+++ Records shown +++

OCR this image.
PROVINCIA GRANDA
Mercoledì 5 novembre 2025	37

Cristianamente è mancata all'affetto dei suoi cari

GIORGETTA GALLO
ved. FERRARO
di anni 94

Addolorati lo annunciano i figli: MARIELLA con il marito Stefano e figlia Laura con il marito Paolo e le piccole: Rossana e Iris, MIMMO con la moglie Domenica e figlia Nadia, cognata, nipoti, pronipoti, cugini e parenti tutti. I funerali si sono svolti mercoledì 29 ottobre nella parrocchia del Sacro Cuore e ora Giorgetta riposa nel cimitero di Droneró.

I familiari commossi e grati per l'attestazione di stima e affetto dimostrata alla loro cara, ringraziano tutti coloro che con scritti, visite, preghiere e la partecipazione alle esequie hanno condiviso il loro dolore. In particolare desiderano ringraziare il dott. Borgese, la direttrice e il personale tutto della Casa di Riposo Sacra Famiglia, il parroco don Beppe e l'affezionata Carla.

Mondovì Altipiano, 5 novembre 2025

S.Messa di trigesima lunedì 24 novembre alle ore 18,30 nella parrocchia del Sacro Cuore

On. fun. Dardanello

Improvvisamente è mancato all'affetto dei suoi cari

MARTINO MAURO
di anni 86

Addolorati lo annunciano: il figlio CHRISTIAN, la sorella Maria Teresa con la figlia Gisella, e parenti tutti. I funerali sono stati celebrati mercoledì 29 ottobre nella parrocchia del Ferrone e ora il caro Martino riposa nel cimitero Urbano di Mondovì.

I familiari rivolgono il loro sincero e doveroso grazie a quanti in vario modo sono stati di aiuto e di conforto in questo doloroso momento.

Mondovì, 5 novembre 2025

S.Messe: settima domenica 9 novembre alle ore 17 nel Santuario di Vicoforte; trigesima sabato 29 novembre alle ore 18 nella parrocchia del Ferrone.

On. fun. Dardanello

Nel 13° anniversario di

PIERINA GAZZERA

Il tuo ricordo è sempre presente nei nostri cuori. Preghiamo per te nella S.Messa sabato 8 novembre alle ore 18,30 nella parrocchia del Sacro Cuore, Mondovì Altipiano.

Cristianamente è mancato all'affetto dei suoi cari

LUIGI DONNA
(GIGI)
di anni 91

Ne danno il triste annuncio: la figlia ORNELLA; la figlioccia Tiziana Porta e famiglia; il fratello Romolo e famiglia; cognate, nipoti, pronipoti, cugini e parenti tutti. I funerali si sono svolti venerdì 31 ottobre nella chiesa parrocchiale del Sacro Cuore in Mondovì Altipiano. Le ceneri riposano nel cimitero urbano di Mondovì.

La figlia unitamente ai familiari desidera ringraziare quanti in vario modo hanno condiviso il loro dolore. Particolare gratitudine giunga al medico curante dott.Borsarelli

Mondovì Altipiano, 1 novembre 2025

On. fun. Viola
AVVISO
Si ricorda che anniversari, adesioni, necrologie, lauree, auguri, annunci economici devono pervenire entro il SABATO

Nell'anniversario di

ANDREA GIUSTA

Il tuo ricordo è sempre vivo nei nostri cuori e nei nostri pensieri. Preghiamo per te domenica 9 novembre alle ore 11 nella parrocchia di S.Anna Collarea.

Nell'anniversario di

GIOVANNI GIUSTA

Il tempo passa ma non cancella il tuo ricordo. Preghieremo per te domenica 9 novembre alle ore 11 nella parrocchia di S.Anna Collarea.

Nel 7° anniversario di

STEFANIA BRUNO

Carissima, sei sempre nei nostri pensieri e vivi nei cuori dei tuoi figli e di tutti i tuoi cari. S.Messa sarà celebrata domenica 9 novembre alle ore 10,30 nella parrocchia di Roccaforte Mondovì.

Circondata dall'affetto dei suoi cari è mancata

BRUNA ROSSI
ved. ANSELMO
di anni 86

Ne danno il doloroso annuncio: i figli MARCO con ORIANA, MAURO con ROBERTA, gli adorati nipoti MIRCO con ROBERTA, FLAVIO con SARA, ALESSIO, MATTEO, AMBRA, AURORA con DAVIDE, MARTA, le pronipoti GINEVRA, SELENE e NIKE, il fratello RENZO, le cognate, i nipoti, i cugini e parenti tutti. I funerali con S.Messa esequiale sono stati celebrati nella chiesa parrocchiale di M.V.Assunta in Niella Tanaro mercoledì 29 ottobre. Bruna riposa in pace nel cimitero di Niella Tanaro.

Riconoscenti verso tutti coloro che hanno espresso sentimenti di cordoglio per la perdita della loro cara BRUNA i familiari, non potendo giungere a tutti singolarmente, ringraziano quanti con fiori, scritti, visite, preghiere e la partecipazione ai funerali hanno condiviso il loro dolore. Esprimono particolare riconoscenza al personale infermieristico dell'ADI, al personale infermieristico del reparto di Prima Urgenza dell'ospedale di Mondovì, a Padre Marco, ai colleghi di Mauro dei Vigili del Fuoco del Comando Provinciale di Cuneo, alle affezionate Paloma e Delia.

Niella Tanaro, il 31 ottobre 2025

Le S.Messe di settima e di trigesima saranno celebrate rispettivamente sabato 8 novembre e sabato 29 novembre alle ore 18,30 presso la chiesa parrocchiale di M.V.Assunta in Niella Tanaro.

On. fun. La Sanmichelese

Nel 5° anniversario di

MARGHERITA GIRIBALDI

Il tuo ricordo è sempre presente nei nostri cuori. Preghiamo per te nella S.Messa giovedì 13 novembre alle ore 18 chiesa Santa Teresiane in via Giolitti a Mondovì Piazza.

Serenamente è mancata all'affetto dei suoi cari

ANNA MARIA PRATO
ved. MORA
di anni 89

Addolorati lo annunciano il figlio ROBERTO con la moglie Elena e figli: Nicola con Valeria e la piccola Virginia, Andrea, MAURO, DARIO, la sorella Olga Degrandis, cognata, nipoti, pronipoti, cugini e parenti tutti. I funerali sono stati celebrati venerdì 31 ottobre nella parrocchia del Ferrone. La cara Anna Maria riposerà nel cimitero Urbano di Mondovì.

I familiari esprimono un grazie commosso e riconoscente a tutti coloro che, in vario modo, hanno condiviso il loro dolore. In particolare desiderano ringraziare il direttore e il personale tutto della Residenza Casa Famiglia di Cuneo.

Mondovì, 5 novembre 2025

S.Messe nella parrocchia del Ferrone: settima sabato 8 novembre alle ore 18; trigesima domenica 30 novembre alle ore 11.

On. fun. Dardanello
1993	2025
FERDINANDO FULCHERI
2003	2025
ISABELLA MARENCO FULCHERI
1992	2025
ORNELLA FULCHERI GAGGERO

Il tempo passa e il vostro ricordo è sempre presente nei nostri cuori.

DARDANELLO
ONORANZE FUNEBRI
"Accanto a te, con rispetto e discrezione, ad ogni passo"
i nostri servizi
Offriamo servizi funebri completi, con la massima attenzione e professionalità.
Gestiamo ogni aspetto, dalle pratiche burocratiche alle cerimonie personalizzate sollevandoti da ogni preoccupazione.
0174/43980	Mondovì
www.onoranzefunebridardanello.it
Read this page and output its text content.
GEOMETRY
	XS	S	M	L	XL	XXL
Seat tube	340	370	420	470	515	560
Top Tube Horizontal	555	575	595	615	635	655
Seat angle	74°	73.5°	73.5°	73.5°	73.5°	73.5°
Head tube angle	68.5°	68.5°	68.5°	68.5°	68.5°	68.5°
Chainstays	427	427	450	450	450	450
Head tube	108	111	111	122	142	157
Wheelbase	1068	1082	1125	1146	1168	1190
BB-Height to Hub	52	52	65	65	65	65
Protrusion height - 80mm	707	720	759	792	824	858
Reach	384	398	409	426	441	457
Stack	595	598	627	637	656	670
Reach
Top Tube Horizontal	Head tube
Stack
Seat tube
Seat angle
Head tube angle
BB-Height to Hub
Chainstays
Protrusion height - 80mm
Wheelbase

+++

▸ **Short problem**
Go through the listing above and restate it word for word.

▸ **Answer in full**
OCR this image.
PROVINCIA GRANDA
Mercoledì 5 novembre 2025	37

Cristianamente è mancata all'affetto dei suoi cari

GIORGETTA GALLO
ved. FERRARO
di anni 94

Addolorati lo annunciano i figli: MARIELLA con il marito Stefano e figlia Laura con il marito Paolo e le piccole: Rossana e Iris, MIMMO con la moglie Domenica e figlia Nadia, cognata, nipoti, pronipoti, cugini e parenti tutti. I funerali si sono svolti mercoledì 29 ottobre nella parrocchia del Sacro Cuore e ora Giorgetta riposa nel cimitero di Droneró.

I familiari commossi e grati per l'attestazione di stima e affetto dimostrata alla loro cara, ringraziano tutti coloro che con scritti, visite, preghiere e la partecipazione alle esequie hanno condiviso il loro dolore. In particolare desiderano ringraziare il dott. Borgese, la direttrice e il personale tutto della Casa di Riposo Sacra Famiglia, il parroco don Beppe e l'affezionata Carla.

Mondovì Altipiano, 5 novembre 2025

S.Messa di trigesima lunedì 24 novembre alle ore 18,30 nella parrocchia del Sacro Cuore

On. fun. Dardanello

Improvvisamente è mancato all'affetto dei suoi cari

MARTINO MAURO
di anni 86

Addolorati lo annunciano: il figlio CHRISTIAN, la sorella Maria Teresa con la figlia Gisella, e parenti tutti. I funerali sono stati celebrati mercoledì 29 ottobre nella parrocchia del Ferrone e ora il caro Martino riposa nel cimitero Urbano di Mondovì.

I familiari rivolgono il loro sincero e doveroso grazie a quanti in vario modo sono stati di aiuto e di conforto in questo doloroso momento.

Mondovì, 5 novembre 2025

S.Messe: settima domenica 9 novembre alle ore 17 nel Santuario di Vicoforte; trigesima sabato 29 novembre alle ore 18 nella parrocchia del Ferrone.

On. fun. Dardanello

Nel 13° anniversario di

PIERINA GAZZERA

Il tuo ricordo è sempre presente nei nostri cuori. Preghiamo per te nella S.Messa sabato 8 novembre alle ore 18,30 nella parrocchia del Sacro Cuore, Mondovì Altipiano.

Cristianamente è mancato all'affetto dei suoi cari

LUIGI DONNA
(GIGI)
di anni 91

Ne danno il triste annuncio: la figlia ORNELLA; la figlioccia Tiziana Porta e famiglia; il fratello Romolo e famiglia; cognate, nipoti, pronipoti, cugini e parenti tutti. I funerali si sono svolti venerdì 31 ottobre nella chiesa parrocchiale del Sacro Cuore in Mondovì Altipiano. Le ceneri riposano nel cimitero urbano di Mondovì.

La figlia unitamente ai familiari desidera ringraziare quanti in vario modo hanno condiviso il loro dolore. Particolare gratitudine giunga al medico curante dott.Borsarelli

Mondovì Altipiano, 1 novembre 2025

On. fun. Viola
AVVISO
Si ricorda che anniversari, adesioni, necrologie, lauree, auguri, annunci economici devono pervenire entro il SABATO

Nell'anniversario di

ANDREA GIUSTA

Il tuo ricordo è sempre vivo nei nostri cuori e nei nostri pensieri. Preghiamo per te domenica 9 novembre alle ore 11 nella parrocchia di S.Anna Collarea.

Nell'anniversario di

GIOVANNI GIUSTA

Il tempo passa ma non cancella il tuo ricordo. Preghieremo per te domenica 9 novembre alle ore 11 nella parrocchia di S.Anna Collarea.

Nel 7° anniversario di

STEFANIA BRUNO

Carissima, sei sempre nei nostri pensieri e vivi nei cuori dei tuoi figli e di tutti i tuoi cari. S.Messa sarà celebrata domenica 9 novembre alle ore 10,30 nella parrocchia di Roccaforte Mondovì.

Circondata dall'affetto dei suoi cari è mancata

BRUNA ROSSI
ved. ANSELMO
di anni 86

Ne danno il doloroso annuncio: i figli MARCO con ORIANA, MAURO con ROBERTA, gli adorati nipoti MIRCO con ROBERTA, FLAVIO con SARA, ALESSIO, MATTEO, AMBRA, AURORA con DAVIDE, MARTA, le pronipoti GINEVRA, SELENE e NIKE, il fratello RENZO, le cognate, i nipoti, i cugini e parenti tutti. I funerali con S.Messa esequiale sono stati celebrati nella chiesa parrocchiale di M.V.Assunta in Niella Tanaro mercoledì 29 ottobre. Bruna riposa in pace nel cimitero di Niella Tanaro.

Riconoscenti verso tutti coloro che hanno espresso sentimenti di cordoglio per la perdita della loro cara BRUNA i familiari, non potendo giungere a tutti singolarmente, ringraziano quanti con fiori, scritti, visite, preghiere e la partecipazione ai funerali hanno condiviso il loro dolore. Esprimono particolare riconoscenza al personale infermieristico dell'ADI, al personale infermieristico del reparto di Prima Urgenza dell'ospedale di Mondovì, a Padre Marco, ai colleghi di Mauro dei Vigili del Fuoco del Comando Provinciale di Cuneo, alle affezionate Paloma e Delia.

Niella Tanaro, il 31 ottobre 2025

Le S.Messe di settima e di trigesima saranno celebrate rispettivamente sabato 8 novembre e sabato 29 novembre alle ore 18,30 presso la chiesa parrocchiale di M.V.Assunta in Niella Tanaro.

On. fun. La Sanmichelese

Nel 5° anniversario di

MARGHERITA GIRIBALDI

Il tuo ricordo è sempre presente nei nostri cuori. Preghiamo per te nella S.Messa giovedì 13 novembre alle ore 18 chiesa Santa Teresiane in via Giolitti a Mondovì Piazza.

Serenamente è mancata all'affetto dei suoi cari

ANNA MARIA PRATO
ved. MORA
di anni 89

Addolorati lo annunciano il figlio ROBERTO con la moglie Elena e figli: Nicola con Valeria e la piccola Virginia, Andrea, MAURO, DARIO, la sorella Olga Degrandis, cognata, nipoti, pronipoti, cugini e parenti tutti. I funerali sono stati celebrati venerdì 31 ottobre nella parrocchia del Ferrone. La cara Anna Maria riposerà nel cimitero Urbano di Mondovì.

I familiari esprimono un grazie commosso e riconoscente a tutti coloro che, in vario modo, hanno condiviso il loro dolore. In particolare desiderano ringraziare il direttore e il personale tutto della Residenza Casa Famiglia di Cuneo.

Mondovì, 5 novembre 2025

S.Messe nella parrocchia del Ferrone: settima sabato 8 novembre alle ore 18; trigesima domenica 30 novembre alle ore 11.

On. fun. Dardanello
1993	2025
FERDINANDO FULCHERI
2003	2025
ISABELLA MARENCO FULCHERI
1992	2025
ORNELLA FULCHERI GAGGERO

Il tempo passa e il vostro ricordo è sempre presente nei nostri cuori.

DARDANELLO
ONORANZE FUNEBRI
"Accanto a te, con rispetto e discrezione, ad ogni passo"
i nostri servizi
Offriamo servizi funebri completi, con la massima attenzione e professionalità.
Gestiamo ogni aspetto, dalle pratiche burocratiche alle cerimonie personalizzate sollevandoti da ogni preoccupazione.
0174/43980	Mondovì
www.onoranzefunebridardanello.it
Read this page and output its text content.
GEOMETRY
	XS	S	M	L	XL	XXL
Seat tube	340	370	420	470	515	560
Top Tube Horizontal	555	575	595	615	635	655
Seat angle	74°	73.5°	73.5°	73.5°	73.5°	73.5°
Head tube angle	68.5°	68.5°	68.5°	68.5°	68.5°	68.5°
Chainstays	427	427	450	450	450	450
Head tube	108	111	111	122	142	157
Wheelbase	1068	1082	1125	1146	1168	1190
BB-Height to Hub	52	52	65	65	65	65
Protrusion height - 80mm	707	720	759	792	824	858
Reach	384	398	409	426	441	457
Stack	595	598	627	637	656	670
Reach
Top Tube Horizontal	Head tube
Stack
Seat tube
Seat angle
Head tube angle
BB-Height to Hub
Chainstays
Protrusion height - 80mm
Wheelbase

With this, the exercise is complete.